◆ **Task to complete**: Each line below should be quoted exactly, please.

--- START Exercise material ---

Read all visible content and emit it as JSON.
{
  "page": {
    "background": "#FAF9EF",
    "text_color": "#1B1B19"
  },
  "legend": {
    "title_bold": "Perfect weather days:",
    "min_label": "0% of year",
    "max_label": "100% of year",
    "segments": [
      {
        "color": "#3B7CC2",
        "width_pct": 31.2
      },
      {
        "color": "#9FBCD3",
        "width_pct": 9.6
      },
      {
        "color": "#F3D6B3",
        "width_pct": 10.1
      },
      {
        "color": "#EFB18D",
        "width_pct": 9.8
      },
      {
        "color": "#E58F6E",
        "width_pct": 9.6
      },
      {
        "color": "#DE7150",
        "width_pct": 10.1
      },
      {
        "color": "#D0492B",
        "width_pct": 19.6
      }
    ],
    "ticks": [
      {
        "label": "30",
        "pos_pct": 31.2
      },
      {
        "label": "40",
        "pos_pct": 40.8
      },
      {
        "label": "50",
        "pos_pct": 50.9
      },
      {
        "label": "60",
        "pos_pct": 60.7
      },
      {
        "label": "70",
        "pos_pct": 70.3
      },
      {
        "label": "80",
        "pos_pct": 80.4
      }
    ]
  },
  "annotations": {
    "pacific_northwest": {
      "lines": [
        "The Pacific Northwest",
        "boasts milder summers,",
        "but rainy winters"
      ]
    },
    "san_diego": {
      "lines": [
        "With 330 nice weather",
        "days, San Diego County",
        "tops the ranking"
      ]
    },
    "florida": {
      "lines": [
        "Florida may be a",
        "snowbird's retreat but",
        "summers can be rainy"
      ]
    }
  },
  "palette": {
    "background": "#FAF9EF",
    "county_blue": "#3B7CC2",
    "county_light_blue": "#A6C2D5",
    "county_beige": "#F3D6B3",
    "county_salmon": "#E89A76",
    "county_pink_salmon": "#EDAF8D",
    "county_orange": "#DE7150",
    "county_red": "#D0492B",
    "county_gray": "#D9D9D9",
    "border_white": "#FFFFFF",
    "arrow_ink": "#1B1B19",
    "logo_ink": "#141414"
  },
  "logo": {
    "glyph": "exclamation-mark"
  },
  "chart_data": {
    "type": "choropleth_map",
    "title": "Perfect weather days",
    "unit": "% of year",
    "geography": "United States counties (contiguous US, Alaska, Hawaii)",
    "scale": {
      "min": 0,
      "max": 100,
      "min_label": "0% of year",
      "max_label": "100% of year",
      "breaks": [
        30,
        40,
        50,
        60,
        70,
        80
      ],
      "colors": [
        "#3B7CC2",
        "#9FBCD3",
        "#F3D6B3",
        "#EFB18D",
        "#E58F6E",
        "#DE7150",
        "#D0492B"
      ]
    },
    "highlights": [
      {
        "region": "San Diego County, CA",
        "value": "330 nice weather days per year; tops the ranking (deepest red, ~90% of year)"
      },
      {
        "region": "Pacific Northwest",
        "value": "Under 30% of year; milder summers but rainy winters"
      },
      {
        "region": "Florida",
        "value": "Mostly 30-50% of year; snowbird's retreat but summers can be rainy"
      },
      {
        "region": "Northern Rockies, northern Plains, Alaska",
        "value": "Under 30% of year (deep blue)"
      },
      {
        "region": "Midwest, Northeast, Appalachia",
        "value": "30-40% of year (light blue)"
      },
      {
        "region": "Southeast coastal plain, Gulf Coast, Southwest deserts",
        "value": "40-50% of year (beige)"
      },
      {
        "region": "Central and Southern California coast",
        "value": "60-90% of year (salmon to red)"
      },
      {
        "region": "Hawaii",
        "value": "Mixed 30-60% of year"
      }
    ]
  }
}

--- END Exercise material ---

◆ **Solution**:
Read all visible content and emit it as JSON.
{
  "page": {
    "background": "#FAF9EF",
    "text_color": "#1B1B19"
  },
  "legend": {
    "title_bold": "Perfect weather days:",
    "min_label": "0% of year",
    "max_label": "100% of year",
    "segments": [
      {
        "color": "#3B7CC2",
        "width_pct": 31.2
      },
      {
        "color": "#9FBCD3",
        "width_pct": 9.6
      },
      {
        "color": "#F3D6B3",
        "width_pct": 10.1
      },
      {
        "color": "#EFB18D",
        "width_pct": 9.8
      },
      {
        "color": "#E58F6E",
        "width_pct": 9.6
      },
      {
        "color": "#DE7150",
        "width_pct": 10.1
      },
      {
        "color": "#D0492B",
        "width_pct": 19.6
      }
    ],
    "ticks": [
      {
        "label": "30",
        "pos_pct": 31.2
      },
      {
        "label": "40",
        "pos_pct": 40.8
      },
      {
        "label": "50",
        "pos_pct": 50.9
      },
      {
        "label": "60",
        "pos_pct": 60.7
      },
      {
        "label": "70",
        "pos_pct": 70.3
      },
      {
        "label": "80",
        "pos_pct": 80.4
      }
    ]
  },
  "annotations": {
    "pacific_northwest": {
      "lines": [
        "The Pacific Northwest",
        "boasts milder summers,",
        "but rainy winters"
      ]
    },
    "san_diego": {
      "lines": [
        "With 330 nice weather",
        "days, San Diego County",
        "tops the ranking"
      ]
    },
    "florida": {
      "lines": [
        "Florida may be a",
        "snowbird's retreat but",
        "summers can be rainy"
      ]
    }
  },
  "palette": {
    "background": "#FAF9EF",
    "county_blue": "#3B7CC2",
    "county_light_blue": "#A6C2D5",
    "county_beige": "#F3D6B3",
    "county_salmon": "#E89A76",
    "county_pink_salmon": "#EDAF8D",
    "county_orange": "#DE7150",
    "county_red": "#D0492B",
    "county_gray": "#D9D9D9",
    "border_white": "#FFFFFF",
    "arrow_ink": "#1B1B19",
    "logo_ink": "#141414"
  },
  "logo": {
    "glyph": "exclamation-mark"
  },
  "chart_data": {
    "type": "choropleth_map",
    "title": "Perfect weather days",
    "unit": "% of year",
    "geography": "United States counties (contiguous US, Alaska, Hawaii)",
    "scale": {
      "min": 0,
      "max": 100,
      "min_label": "0% of year",
      "max_label": "100% of year",
      "breaks": [
        30,
        40,
        50,
        60,
        70,
        80
      ],
      "colors": [
        "#3B7CC2",
        "#9FBCD3",
        "#F3D6B3",
        "#EFB18D",
        "#E58F6E",
        "#DE7150",
        "#D0492B"
      ]
    },
    "highlights": [
      {
        "region": "San Diego County, CA",
        "value": "330 nice weather days per year; tops the ranking (deepest red, ~90% of year)"
      },
      {
        "region": "Pacific Northwest",
        "value": "Under 30% of year; milder summers but rainy winters"
      },
      {
        "region": "Florida",
        "value": "Mostly 30-50% of year; snowbird's retreat but summers can be rainy"
      },
      {
        "region": "Northern Rockies, northern Plains, Alaska",
        "value": "Under 30% of year (deep blue)"
      },
      {
        "region": "Midwest, Northeast, Appalachia",
        "value": "30-40% of year (light blue)"
      },
      {
        "region": "Southeast coastal plain, Gulf Coast, Southwest deserts",
        "value": "40-50% of year (beige)"
      },
      {
        "region": "Central and Southern California coast",
        "value": "60-90% of year (salmon to red)"
      },
      {
        "region": "Hawaii",
        "value": "Mixed 30-60% of year"
      }
    ]
  }
}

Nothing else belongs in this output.